**TASK DIRECTIONS**:
Extract each line from the entries below that has the string "books" in it.
___
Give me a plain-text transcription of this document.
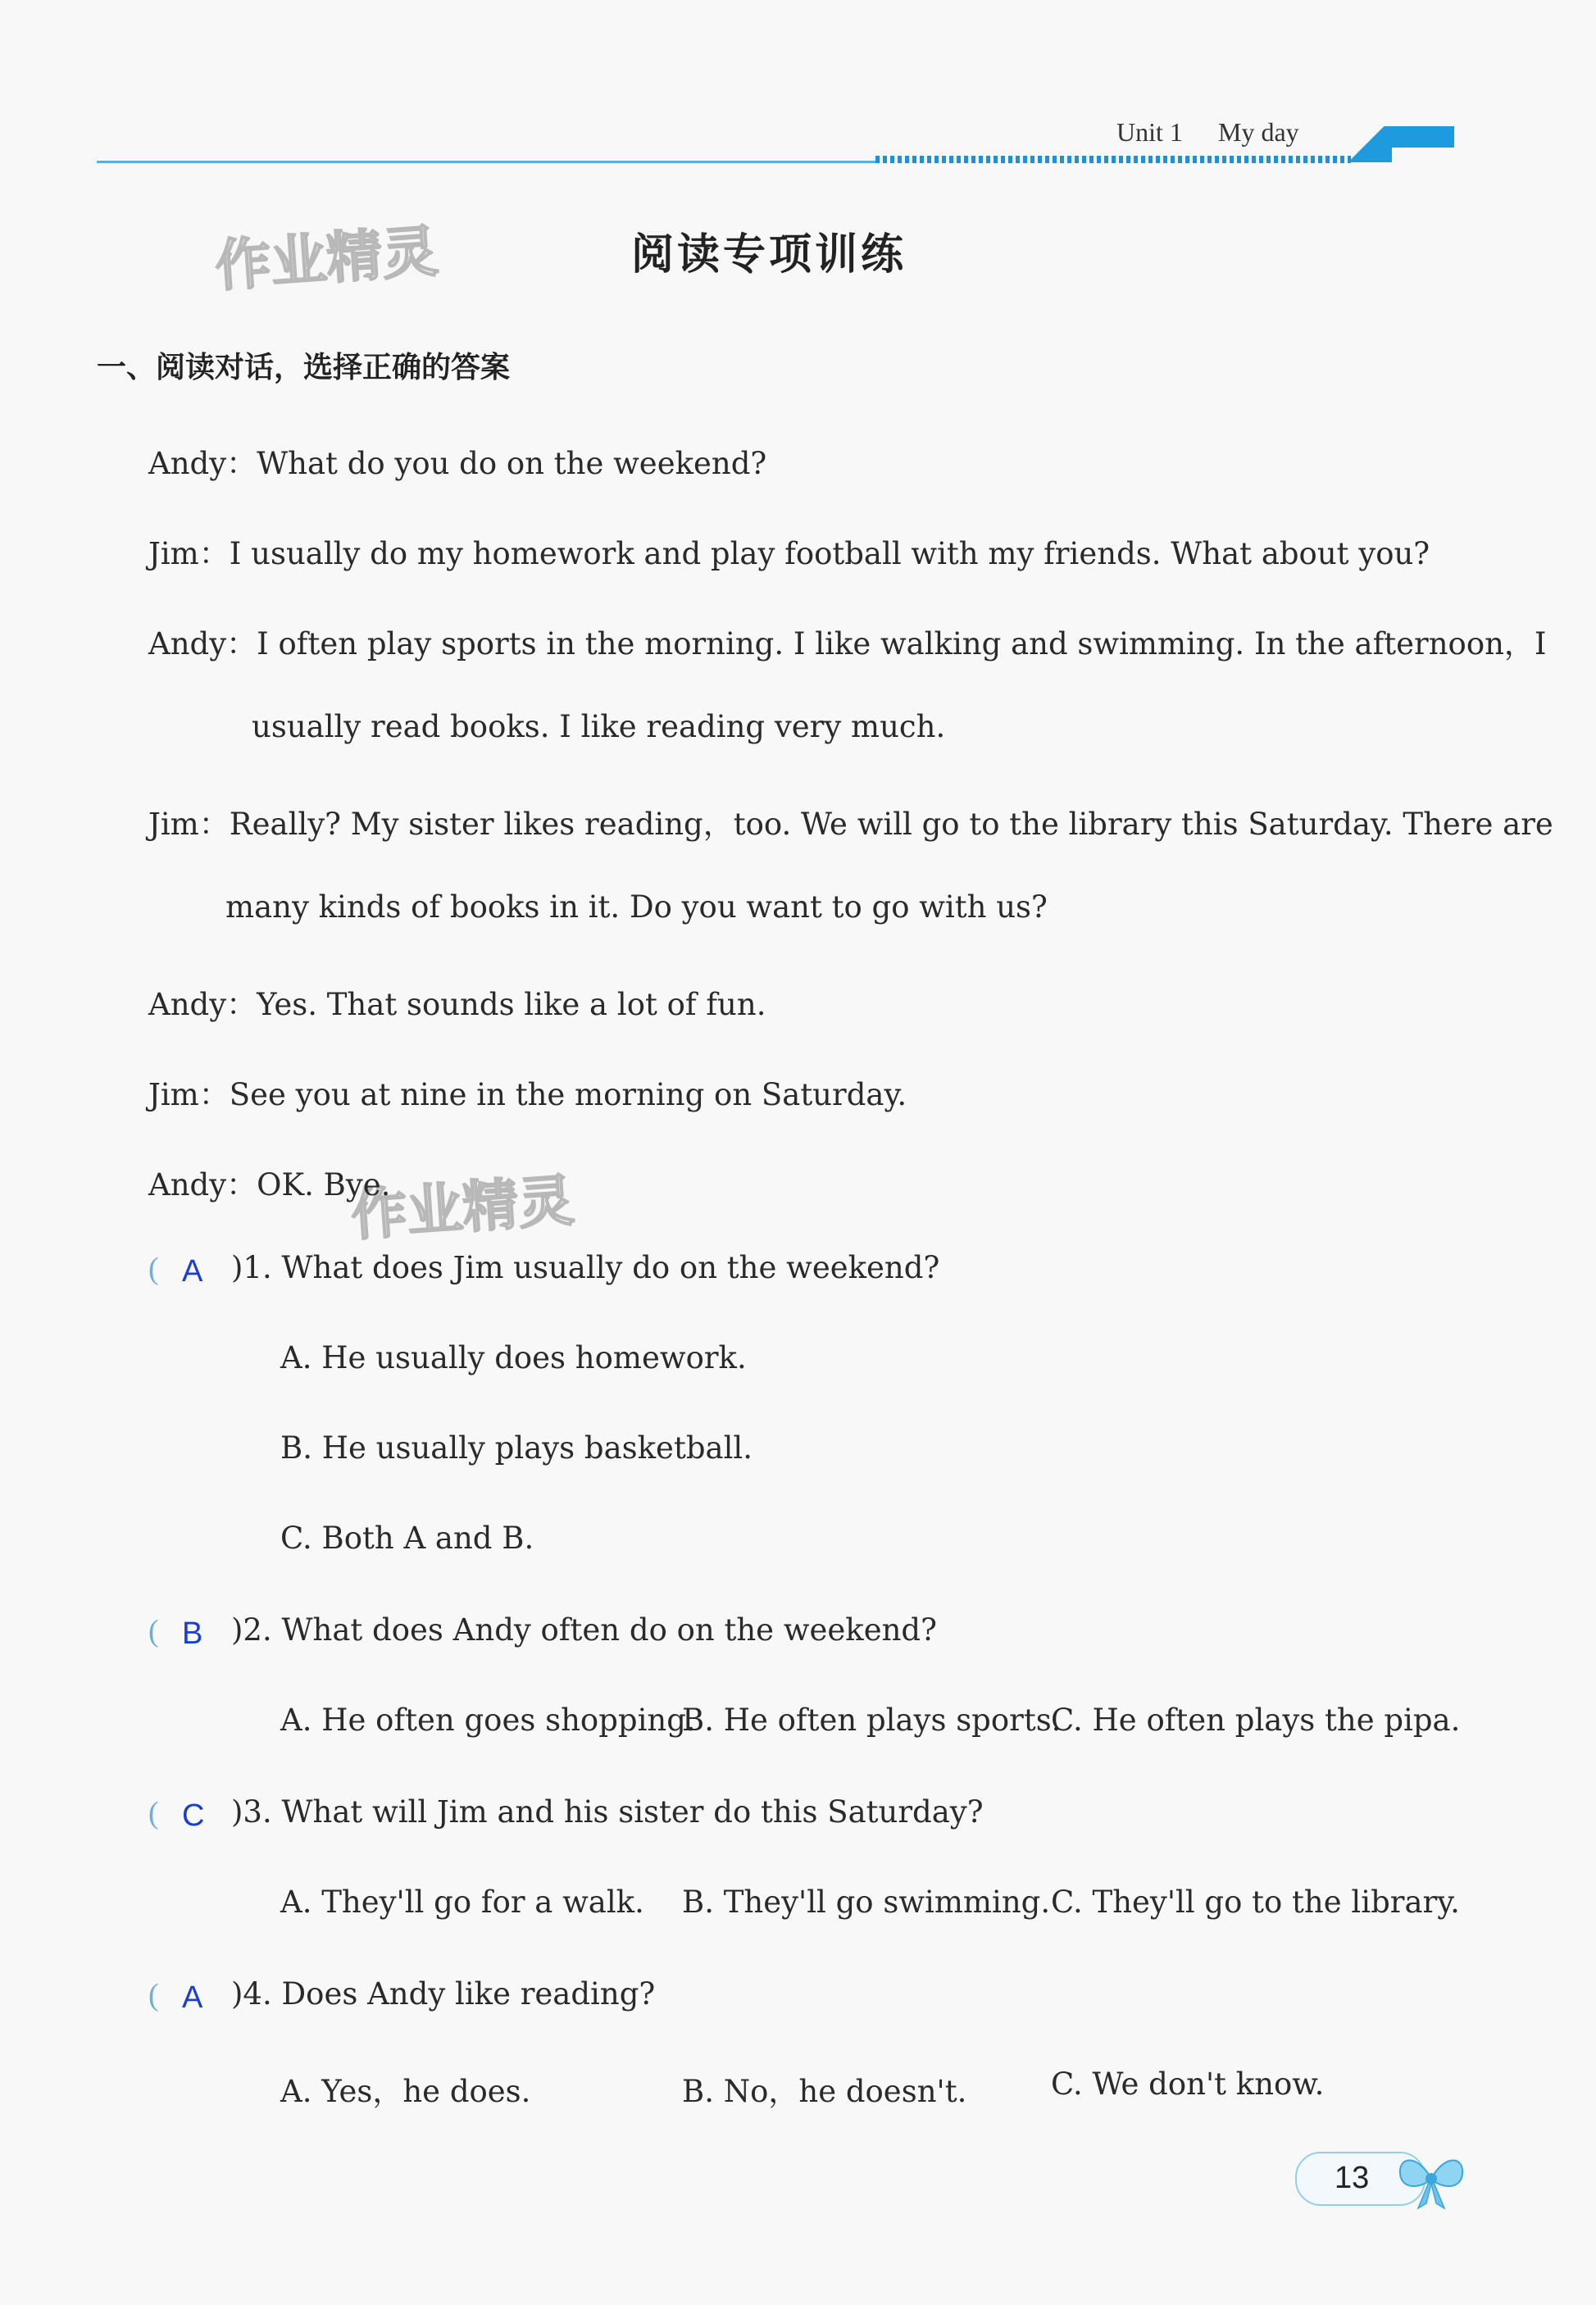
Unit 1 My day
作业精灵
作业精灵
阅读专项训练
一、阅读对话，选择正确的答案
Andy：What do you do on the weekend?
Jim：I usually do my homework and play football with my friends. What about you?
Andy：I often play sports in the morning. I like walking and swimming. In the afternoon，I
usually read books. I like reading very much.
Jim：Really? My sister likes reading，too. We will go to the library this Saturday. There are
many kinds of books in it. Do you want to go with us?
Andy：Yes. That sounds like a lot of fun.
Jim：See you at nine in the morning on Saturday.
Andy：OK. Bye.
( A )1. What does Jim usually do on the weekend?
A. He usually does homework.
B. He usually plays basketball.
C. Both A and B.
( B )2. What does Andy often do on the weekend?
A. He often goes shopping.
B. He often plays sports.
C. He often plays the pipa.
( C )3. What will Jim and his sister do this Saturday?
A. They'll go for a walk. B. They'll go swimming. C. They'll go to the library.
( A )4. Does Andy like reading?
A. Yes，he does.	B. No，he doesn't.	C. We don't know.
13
___
**ANSWER IN FULL**:
usually read books. I like reading very much.
many kinds of books in it. Do you want to go with us?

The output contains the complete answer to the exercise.